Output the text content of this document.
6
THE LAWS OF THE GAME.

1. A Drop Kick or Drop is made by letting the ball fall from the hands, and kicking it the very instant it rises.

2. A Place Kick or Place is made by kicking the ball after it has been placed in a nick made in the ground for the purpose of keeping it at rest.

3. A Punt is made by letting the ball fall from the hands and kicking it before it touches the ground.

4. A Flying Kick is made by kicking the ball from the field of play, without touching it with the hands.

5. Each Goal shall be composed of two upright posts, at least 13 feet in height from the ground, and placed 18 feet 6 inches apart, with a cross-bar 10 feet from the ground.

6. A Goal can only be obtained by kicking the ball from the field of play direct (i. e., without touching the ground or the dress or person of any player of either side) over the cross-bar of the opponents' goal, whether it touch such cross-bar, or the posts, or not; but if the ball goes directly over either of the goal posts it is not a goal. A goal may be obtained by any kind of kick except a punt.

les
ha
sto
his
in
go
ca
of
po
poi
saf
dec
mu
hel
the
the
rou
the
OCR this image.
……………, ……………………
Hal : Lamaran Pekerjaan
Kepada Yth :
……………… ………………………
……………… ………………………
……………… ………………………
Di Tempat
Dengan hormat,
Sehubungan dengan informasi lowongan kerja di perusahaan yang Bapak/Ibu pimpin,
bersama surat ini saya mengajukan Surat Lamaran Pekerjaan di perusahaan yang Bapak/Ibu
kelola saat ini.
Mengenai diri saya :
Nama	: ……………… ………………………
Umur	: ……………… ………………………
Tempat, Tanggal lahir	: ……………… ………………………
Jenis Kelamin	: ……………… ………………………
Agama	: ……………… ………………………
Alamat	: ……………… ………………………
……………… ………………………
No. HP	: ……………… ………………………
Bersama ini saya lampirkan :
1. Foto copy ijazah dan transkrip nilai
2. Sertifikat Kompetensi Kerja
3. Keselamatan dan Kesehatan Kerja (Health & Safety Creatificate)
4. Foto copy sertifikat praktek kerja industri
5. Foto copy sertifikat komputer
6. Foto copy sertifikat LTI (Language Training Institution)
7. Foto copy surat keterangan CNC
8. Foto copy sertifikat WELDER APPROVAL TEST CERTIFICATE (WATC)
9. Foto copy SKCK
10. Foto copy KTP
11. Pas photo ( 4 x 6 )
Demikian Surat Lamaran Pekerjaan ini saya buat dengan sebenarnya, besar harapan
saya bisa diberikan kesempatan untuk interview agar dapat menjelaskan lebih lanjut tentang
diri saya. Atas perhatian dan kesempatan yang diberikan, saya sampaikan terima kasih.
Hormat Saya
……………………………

- PROBLEM TO SOLVE:
Of all the lines in the data above, state how many include "cross". Say only the number.

- FINAL RESULT:
2